● **PROBLEM DESCRIPTION**: Edit the records below by replacing every "add-case-button" with "new-case-button" and leaving all other text unchanged.

[Records from a data source]
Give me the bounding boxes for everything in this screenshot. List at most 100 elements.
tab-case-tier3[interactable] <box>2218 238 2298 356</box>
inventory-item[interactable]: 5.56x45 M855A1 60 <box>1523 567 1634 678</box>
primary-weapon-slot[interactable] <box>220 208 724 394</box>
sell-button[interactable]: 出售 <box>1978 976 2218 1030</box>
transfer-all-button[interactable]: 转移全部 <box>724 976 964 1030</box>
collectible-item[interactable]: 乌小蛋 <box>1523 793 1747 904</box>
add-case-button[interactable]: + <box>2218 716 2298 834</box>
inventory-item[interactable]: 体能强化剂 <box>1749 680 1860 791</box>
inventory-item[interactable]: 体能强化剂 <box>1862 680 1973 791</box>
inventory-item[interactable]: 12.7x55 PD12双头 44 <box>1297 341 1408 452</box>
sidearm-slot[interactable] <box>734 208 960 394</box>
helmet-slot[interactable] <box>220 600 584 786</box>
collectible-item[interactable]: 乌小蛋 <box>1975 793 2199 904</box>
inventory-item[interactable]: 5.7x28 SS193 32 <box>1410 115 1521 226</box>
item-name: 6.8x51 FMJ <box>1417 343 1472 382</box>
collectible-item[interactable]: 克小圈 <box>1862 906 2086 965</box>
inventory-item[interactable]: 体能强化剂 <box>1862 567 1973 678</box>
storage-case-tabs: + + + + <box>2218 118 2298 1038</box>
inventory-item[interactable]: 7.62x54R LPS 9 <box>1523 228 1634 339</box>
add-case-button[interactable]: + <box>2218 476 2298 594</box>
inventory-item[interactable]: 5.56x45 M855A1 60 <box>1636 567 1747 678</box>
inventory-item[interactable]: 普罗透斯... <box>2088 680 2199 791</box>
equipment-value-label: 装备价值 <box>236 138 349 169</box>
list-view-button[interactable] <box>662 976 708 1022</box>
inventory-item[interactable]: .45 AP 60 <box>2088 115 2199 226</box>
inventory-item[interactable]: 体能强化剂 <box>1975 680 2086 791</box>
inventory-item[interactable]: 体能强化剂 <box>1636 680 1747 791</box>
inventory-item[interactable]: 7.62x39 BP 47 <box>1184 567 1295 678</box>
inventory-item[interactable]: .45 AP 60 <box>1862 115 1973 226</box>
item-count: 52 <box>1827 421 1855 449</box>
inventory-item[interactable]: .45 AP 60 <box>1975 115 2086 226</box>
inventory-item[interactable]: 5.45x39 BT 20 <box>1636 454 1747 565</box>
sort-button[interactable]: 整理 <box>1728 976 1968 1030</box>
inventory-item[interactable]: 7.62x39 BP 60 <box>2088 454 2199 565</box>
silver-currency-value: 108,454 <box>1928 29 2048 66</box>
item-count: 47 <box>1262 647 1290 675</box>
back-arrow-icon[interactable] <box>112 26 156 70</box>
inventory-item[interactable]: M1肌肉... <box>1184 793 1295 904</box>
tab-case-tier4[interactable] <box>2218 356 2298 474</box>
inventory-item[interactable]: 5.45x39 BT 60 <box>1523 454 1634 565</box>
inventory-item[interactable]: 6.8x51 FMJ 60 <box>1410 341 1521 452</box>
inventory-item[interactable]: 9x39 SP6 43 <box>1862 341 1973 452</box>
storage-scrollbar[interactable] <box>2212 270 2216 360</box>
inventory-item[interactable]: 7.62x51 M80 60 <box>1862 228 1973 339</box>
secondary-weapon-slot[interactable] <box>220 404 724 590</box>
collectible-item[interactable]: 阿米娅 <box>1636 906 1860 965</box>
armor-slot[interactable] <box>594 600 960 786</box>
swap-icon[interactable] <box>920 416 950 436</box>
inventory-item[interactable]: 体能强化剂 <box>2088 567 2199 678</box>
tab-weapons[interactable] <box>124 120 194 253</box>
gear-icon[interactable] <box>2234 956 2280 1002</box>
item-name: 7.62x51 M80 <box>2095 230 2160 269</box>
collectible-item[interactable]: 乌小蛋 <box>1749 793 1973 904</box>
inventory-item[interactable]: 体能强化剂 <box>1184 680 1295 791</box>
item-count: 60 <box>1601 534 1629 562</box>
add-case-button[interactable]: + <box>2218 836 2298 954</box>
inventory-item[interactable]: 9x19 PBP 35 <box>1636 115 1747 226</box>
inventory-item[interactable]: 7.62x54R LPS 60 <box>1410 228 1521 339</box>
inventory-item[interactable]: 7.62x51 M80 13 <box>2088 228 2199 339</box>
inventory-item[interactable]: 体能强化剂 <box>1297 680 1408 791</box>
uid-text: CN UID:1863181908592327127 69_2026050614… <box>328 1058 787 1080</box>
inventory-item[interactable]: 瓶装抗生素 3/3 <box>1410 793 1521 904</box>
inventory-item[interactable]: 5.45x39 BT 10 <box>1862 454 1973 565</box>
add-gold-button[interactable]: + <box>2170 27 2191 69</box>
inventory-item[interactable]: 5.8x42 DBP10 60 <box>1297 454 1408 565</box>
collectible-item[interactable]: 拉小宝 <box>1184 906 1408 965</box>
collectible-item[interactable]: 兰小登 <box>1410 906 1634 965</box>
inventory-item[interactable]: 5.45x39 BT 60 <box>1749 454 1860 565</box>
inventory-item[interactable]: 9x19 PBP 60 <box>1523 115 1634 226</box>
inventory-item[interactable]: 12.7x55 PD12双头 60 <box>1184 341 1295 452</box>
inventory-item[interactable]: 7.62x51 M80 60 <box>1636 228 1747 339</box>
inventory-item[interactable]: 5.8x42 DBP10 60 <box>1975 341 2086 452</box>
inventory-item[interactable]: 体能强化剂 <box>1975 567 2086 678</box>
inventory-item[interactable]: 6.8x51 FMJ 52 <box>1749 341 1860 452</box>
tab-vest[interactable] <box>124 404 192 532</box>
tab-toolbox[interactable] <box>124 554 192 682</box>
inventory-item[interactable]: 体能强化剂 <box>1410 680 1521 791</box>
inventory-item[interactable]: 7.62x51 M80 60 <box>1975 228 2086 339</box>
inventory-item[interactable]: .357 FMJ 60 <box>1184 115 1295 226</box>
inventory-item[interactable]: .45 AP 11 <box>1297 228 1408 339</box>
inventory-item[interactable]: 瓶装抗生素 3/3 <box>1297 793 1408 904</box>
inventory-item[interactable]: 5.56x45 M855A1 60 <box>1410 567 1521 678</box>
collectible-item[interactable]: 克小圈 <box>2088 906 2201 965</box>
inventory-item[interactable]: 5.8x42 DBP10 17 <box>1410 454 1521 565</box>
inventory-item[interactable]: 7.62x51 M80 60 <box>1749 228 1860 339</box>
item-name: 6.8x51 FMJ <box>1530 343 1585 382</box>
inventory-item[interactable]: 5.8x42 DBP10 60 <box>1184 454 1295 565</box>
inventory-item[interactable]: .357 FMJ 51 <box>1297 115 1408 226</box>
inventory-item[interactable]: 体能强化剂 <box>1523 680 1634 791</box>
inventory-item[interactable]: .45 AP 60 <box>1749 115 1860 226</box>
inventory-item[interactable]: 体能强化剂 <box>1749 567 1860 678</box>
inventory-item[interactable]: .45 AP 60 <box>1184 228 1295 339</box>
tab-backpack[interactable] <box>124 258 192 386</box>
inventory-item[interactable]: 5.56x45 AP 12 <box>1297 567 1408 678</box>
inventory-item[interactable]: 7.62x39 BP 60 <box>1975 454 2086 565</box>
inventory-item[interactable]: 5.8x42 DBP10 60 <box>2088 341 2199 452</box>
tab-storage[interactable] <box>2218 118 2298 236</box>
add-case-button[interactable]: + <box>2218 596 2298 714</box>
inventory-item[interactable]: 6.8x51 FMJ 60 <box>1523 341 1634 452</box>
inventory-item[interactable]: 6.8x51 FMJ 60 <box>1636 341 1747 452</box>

● **OUTPUT**:
Give me the bounding boxes for everything in this screenshot. List at most 100 elements.
tab-case-tier3[interactable] <box>2218 238 2298 356</box>
inventory-item[interactable]: 5.56x45 M855A1 60 <box>1523 567 1634 678</box>
primary-weapon-slot[interactable] <box>220 208 724 394</box>
sell-button[interactable]: 出售 <box>1978 976 2218 1030</box>
transfer-all-button[interactable]: 转移全部 <box>724 976 964 1030</box>
collectible-item[interactable]: 乌小蛋 <box>1523 793 1747 904</box>
new-case-button[interactable]: + <box>2218 716 2298 834</box>
inventory-item[interactable]: 体能强化剂 <box>1749 680 1860 791</box>
inventory-item[interactable]: 体能强化剂 <box>1862 680 1973 791</box>
inventory-item[interactable]: 12.7x55 PD12双头 44 <box>1297 341 1408 452</box>
sidearm-slot[interactable] <box>734 208 960 394</box>
helmet-slot[interactable] <box>220 600 584 786</box>
collectible-item[interactable]: 乌小蛋 <box>1975 793 2199 904</box>
inventory-item[interactable]: 5.7x28 SS193 32 <box>1410 115 1521 226</box>
item-name: 6.8x51 FMJ <box>1417 343 1472 382</box>
collectible-item[interactable]: 克小圈 <box>1862 906 2086 965</box>
inventory-item[interactable]: 体能强化剂 <box>1862 567 1973 678</box>
storage-case-tabs: + + + + <box>2218 118 2298 1038</box>
inventory-item[interactable]: 7.62x54R LPS 9 <box>1523 228 1634 339</box>
new-case-button[interactable]: + <box>2218 476 2298 594</box>
inventory-item[interactable]: 5.56x45 M855A1 60 <box>1636 567 1747 678</box>
inventory-item[interactable]: 普罗透斯... <box>2088 680 2199 791</box>
equipment-value-label: 装备价值 <box>236 138 349 169</box>
list-view-button[interactable] <box>662 976 708 1022</box>
inventory-item[interactable]: .45 AP 60 <box>2088 115 2199 226</box>
inventory-item[interactable]: 体能强化剂 <box>1975 680 2086 791</box>
inventory-item[interactable]: 体能强化剂 <box>1636 680 1747 791</box>
inventory-item[interactable]: 7.62x39 BP 47 <box>1184 567 1295 678</box>
inventory-item[interactable]: .45 AP 60 <box>1862 115 1973 226</box>
item-count: 52 <box>1827 421 1855 449</box>
inventory-item[interactable]: .45 AP 60 <box>1975 115 2086 226</box>
inventory-item[interactable]: 5.45x39 BT 20 <box>1636 454 1747 565</box>
sort-button[interactable]: 整理 <box>1728 976 1968 1030</box>
inventory-item[interactable]: 7.62x39 BP 60 <box>2088 454 2199 565</box>
silver-currency-value: 108,454 <box>1928 29 2048 66</box>
item-count: 47 <box>1262 647 1290 675</box>
back-arrow-icon[interactable] <box>112 26 156 70</box>
inventory-item[interactable]: M1肌肉... <box>1184 793 1295 904</box>
tab-case-tier4[interactable] <box>2218 356 2298 474</box>
inventory-item[interactable]: 5.45x39 BT 60 <box>1523 454 1634 565</box>
inventory-item[interactable]: 6.8x51 FMJ 60 <box>1410 341 1521 452</box>
inventory-item[interactable]: 9x39 SP6 43 <box>1862 341 1973 452</box>
storage-scrollbar[interactable] <box>2212 270 2216 360</box>
inventory-item[interactable]: 7.62x51 M80 60 <box>1862 228 1973 339</box>
secondary-weapon-slot[interactable] <box>220 404 724 590</box>
collectible-item[interactable]: 阿米娅 <box>1636 906 1860 965</box>
armor-slot[interactable] <box>594 600 960 786</box>
swap-icon[interactable] <box>920 416 950 436</box>
inventory-item[interactable]: 体能强化剂 <box>2088 567 2199 678</box>
tab-weapons[interactable] <box>124 120 194 253</box>
gear-icon[interactable] <box>2234 956 2280 1002</box>
item-name: 7.62x51 M80 <box>2095 230 2160 269</box>
collectible-item[interactable]: 乌小蛋 <box>1749 793 1973 904</box>
inventory-item[interactable]: 体能强化剂 <box>1184 680 1295 791</box>
item-count: 60 <box>1601 534 1629 562</box>
new-case-button[interactable]: + <box>2218 836 2298 954</box>
inventory-item[interactable]: 9x19 PBP 35 <box>1636 115 1747 226</box>
inventory-item[interactable]: 7.62x54R LPS 60 <box>1410 228 1521 339</box>
inventory-item[interactable]: 7.62x51 M80 13 <box>2088 228 2199 339</box>
inventory-item[interactable]: 体能强化剂 <box>1297 680 1408 791</box>
uid-text: CN UID:1863181908592327127 69_2026050614… <box>328 1058 787 1080</box>
inventory-item[interactable]: 瓶装抗生素 3/3 <box>1410 793 1521 904</box>
inventory-item[interactable]: 5.45x39 BT 10 <box>1862 454 1973 565</box>
add-gold-button[interactable]: + <box>2170 27 2191 69</box>
inventory-item[interactable]: 5.8x42 DBP10 60 <box>1297 454 1408 565</box>
collectible-item[interactable]: 拉小宝 <box>1184 906 1408 965</box>
collectible-item[interactable]: 兰小登 <box>1410 906 1634 965</box>
inventory-item[interactable]: 5.45x39 BT 60 <box>1749 454 1860 565</box>
inventory-item[interactable]: 9x19 PBP 60 <box>1523 115 1634 226</box>
inventory-item[interactable]: 12.7x55 PD12双头 60 <box>1184 341 1295 452</box>
inventory-item[interactable]: 7.62x51 M80 60 <box>1636 228 1747 339</box>
inventory-item[interactable]: 5.8x42 DBP10 60 <box>1975 341 2086 452</box>
inventory-item[interactable]: 体能强化剂 <box>1975 567 2086 678</box>
inventory-item[interactable]: 6.8x51 FMJ 52 <box>1749 341 1860 452</box>
tab-vest[interactable] <box>124 404 192 532</box>
tab-toolbox[interactable] <box>124 554 192 682</box>
inventory-item[interactable]: 体能强化剂 <box>1410 680 1521 791</box>
inventory-item[interactable]: 7.62x51 M80 60 <box>1975 228 2086 339</box>
inventory-item[interactable]: .357 FMJ 60 <box>1184 115 1295 226</box>
inventory-item[interactable]: .45 AP 11 <box>1297 228 1408 339</box>
inventory-item[interactable]: 瓶装抗生素 3/3 <box>1297 793 1408 904</box>
inventory-item[interactable]: 5.56x45 M855A1 60 <box>1410 567 1521 678</box>
collectible-item[interactable]: 克小圈 <box>2088 906 2201 965</box>
inventory-item[interactable]: 5.8x42 DBP10 17 <box>1410 454 1521 565</box>
inventory-item[interactable]: 7.62x51 M80 60 <box>1749 228 1860 339</box>
item-name: 6.8x51 FMJ <box>1530 343 1585 382</box>
inventory-item[interactable]: 5.8x42 DBP10 60 <box>1184 454 1295 565</box>
inventory-item[interactable]: .357 FMJ 51 <box>1297 115 1408 226</box>
inventory-item[interactable]: 体能强化剂 <box>1523 680 1634 791</box>
inventory-item[interactable]: .45 AP 60 <box>1749 115 1860 226</box>
inventory-item[interactable]: 体能强化剂 <box>1749 567 1860 678</box>
inventory-item[interactable]: .45 AP 60 <box>1184 228 1295 339</box>
tab-backpack[interactable] <box>124 258 192 386</box>
inventory-item[interactable]: 5.56x45 AP 12 <box>1297 567 1408 678</box>
inventory-item[interactable]: 7.62x39 BP 60 <box>1975 454 2086 565</box>
inventory-item[interactable]: 5.8x42 DBP10 60 <box>2088 341 2199 452</box>
tab-storage[interactable] <box>2218 118 2298 236</box>
new-case-button[interactable]: + <box>2218 596 2298 714</box>
inventory-item[interactable]: 6.8x51 FMJ 60 <box>1523 341 1634 452</box>
inventory-item[interactable]: 6.8x51 FMJ 60 <box>1636 341 1747 452</box>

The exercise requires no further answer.